**THE PROBLEM**.
Starting at the first line of the entries and stopping after the line that contains "333, 270, 350]", render those lines as a numbered list with any blank lines left out.

**DATA TO USE**.
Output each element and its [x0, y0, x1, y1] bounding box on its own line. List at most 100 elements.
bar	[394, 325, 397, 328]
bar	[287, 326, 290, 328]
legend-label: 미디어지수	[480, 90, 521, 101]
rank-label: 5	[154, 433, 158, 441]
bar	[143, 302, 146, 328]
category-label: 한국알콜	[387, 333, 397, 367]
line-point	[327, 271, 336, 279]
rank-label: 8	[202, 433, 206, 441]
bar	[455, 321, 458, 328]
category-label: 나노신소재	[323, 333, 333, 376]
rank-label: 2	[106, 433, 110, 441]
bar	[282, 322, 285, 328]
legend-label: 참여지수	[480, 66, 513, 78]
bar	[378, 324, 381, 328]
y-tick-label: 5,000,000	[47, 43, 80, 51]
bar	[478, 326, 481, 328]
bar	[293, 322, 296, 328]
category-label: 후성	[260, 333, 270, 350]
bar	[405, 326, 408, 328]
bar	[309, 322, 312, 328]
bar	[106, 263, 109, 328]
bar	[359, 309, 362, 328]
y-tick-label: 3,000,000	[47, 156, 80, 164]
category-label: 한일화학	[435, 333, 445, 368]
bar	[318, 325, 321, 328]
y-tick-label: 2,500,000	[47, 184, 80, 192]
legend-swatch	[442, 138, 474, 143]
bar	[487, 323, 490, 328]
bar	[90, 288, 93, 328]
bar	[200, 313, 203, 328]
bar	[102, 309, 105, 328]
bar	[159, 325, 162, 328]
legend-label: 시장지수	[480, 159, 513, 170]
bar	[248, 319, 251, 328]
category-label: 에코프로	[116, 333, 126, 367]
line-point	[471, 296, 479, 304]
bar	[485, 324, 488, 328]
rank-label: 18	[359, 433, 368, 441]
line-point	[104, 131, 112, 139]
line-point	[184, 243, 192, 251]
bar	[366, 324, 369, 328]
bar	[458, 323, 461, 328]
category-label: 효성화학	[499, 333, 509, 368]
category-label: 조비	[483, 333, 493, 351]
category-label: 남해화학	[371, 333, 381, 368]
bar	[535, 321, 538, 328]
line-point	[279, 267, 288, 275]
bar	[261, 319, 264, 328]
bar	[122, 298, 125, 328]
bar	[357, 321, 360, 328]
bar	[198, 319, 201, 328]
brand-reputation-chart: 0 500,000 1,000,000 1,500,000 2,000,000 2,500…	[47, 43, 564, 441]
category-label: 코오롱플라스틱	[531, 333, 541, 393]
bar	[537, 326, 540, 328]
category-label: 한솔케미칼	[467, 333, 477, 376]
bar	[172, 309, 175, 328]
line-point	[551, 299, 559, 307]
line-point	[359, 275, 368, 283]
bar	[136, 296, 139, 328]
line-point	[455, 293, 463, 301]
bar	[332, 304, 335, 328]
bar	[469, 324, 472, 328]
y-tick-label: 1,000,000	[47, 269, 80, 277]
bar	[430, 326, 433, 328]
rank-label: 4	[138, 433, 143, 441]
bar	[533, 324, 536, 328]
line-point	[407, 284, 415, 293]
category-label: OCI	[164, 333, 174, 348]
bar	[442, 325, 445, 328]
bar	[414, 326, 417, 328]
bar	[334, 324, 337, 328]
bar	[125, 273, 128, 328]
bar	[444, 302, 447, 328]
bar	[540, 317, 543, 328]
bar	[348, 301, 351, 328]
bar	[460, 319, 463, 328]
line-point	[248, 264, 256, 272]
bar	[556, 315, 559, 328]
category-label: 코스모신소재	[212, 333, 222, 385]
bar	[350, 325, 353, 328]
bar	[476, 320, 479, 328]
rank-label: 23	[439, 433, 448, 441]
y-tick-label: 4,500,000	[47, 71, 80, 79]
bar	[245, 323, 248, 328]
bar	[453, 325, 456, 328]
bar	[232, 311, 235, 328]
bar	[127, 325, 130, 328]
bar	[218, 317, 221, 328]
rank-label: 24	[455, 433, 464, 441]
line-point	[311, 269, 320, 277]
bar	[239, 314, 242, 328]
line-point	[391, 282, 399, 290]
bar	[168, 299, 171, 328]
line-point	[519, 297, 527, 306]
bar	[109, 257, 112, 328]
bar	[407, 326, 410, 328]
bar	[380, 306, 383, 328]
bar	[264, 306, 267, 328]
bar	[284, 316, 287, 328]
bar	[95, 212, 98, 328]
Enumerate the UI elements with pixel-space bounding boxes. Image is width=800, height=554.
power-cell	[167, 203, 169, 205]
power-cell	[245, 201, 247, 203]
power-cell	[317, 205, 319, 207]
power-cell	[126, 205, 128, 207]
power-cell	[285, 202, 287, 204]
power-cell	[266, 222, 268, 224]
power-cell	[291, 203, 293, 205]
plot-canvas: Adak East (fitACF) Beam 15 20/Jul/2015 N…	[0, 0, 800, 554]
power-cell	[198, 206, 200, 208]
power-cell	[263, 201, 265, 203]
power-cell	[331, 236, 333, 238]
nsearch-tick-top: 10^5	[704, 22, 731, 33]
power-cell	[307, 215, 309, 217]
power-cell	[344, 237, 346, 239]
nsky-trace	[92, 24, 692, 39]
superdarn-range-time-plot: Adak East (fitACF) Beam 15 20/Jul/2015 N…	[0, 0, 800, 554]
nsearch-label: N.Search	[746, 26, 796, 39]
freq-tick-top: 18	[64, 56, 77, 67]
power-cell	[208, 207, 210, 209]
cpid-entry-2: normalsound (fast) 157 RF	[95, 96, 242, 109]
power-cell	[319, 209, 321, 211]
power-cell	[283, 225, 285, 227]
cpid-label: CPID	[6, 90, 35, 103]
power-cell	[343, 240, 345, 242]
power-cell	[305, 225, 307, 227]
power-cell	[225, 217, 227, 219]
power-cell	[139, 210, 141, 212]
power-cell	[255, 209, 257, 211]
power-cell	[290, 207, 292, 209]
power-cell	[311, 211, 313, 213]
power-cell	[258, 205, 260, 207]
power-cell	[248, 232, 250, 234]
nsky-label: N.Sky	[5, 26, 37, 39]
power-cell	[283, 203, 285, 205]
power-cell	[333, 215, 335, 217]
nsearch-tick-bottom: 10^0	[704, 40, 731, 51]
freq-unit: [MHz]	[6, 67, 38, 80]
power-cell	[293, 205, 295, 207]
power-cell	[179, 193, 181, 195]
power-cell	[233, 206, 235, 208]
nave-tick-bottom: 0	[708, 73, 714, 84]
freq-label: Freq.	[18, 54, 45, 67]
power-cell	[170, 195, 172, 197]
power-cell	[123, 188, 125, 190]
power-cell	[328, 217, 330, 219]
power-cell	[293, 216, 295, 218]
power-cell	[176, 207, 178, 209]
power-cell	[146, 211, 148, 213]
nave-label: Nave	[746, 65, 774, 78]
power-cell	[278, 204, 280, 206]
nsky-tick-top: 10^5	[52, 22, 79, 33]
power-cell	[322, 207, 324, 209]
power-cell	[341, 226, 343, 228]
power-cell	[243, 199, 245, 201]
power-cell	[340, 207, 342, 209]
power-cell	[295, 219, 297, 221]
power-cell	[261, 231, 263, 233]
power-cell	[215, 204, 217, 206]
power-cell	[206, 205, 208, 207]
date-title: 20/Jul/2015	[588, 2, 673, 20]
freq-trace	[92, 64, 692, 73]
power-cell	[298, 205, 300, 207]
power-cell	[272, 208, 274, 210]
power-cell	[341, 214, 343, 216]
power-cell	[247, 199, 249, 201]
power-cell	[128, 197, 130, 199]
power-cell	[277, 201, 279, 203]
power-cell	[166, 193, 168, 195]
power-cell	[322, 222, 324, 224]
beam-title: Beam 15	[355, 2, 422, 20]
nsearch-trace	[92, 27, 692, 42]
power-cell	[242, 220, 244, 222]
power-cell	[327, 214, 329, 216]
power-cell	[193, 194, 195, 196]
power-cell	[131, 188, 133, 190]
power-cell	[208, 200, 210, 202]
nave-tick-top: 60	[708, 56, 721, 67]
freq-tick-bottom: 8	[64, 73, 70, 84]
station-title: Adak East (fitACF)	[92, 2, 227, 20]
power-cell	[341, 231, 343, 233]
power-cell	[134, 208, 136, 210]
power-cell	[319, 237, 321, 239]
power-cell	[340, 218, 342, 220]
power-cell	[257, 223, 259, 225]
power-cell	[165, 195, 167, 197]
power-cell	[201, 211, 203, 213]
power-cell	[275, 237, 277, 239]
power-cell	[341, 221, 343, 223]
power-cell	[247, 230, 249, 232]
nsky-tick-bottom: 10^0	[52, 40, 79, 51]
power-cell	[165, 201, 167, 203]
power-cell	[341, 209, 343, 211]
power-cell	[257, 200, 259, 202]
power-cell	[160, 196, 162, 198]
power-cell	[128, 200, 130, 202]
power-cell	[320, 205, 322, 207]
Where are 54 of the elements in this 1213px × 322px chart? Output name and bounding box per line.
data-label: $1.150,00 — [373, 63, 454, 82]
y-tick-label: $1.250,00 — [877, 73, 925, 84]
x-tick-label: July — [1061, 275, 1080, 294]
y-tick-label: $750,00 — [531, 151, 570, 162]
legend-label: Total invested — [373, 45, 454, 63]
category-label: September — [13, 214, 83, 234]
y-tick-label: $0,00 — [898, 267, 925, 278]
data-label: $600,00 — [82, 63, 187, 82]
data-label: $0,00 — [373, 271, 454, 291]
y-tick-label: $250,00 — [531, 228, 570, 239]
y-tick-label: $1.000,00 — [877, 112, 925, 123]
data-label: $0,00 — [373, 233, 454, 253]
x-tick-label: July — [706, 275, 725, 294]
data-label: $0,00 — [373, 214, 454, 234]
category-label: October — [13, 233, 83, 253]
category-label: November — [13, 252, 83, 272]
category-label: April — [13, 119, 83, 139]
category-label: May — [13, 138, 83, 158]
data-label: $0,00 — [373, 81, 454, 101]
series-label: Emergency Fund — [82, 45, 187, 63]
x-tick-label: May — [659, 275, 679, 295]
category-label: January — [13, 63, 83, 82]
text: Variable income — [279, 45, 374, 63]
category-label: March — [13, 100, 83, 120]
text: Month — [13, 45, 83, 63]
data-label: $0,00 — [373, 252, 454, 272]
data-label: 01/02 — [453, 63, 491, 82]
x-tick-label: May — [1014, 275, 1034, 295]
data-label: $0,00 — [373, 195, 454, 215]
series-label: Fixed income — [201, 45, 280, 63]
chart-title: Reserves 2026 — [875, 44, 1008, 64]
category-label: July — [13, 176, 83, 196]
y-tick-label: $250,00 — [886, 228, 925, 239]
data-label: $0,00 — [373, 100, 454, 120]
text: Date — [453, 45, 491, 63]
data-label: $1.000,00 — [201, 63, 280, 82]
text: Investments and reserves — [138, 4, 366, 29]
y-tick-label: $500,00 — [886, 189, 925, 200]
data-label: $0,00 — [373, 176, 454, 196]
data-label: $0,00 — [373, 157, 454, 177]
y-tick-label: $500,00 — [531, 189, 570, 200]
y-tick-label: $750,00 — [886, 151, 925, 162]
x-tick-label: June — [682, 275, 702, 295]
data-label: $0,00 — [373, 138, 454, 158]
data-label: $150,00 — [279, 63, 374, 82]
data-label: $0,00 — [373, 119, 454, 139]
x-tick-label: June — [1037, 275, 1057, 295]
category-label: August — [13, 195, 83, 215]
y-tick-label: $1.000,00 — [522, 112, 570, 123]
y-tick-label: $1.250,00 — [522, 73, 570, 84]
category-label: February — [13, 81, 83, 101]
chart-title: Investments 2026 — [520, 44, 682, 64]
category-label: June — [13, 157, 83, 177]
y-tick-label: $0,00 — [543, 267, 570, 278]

**TASK OUTPUT**.
1. Output each element and its [x0, y0, x1, y1] bounding box on its own line. List at most 100 elements.
2. bar	[394, 325, 397, 328]
3. bar	[287, 326, 290, 328]
4. legend-label: 미디어지수	[480, 90, 521, 101]
5. rank-label: 5	[154, 433, 158, 441]
6. bar	[143, 302, 146, 328]
7. category-label: 한국알콜	[387, 333, 397, 367]
8. line-point	[327, 271, 336, 279]
9. rank-label: 8	[202, 433, 206, 441]
10. bar	[455, 321, 458, 328]
11. category-label: 나노신소재	[323, 333, 333, 376]
12. rank-label: 2	[106, 433, 110, 441]
13. bar	[282, 322, 285, 328]
14. legend-label: 참여지수	[480, 66, 513, 78]
15. bar	[378, 324, 381, 328]
16. y-tick-label: 5,000,000	[47, 43, 80, 51]
17. bar	[478, 326, 481, 328]
18. bar	[293, 322, 296, 328]
19. category-label: 후성	[260, 333, 270, 350]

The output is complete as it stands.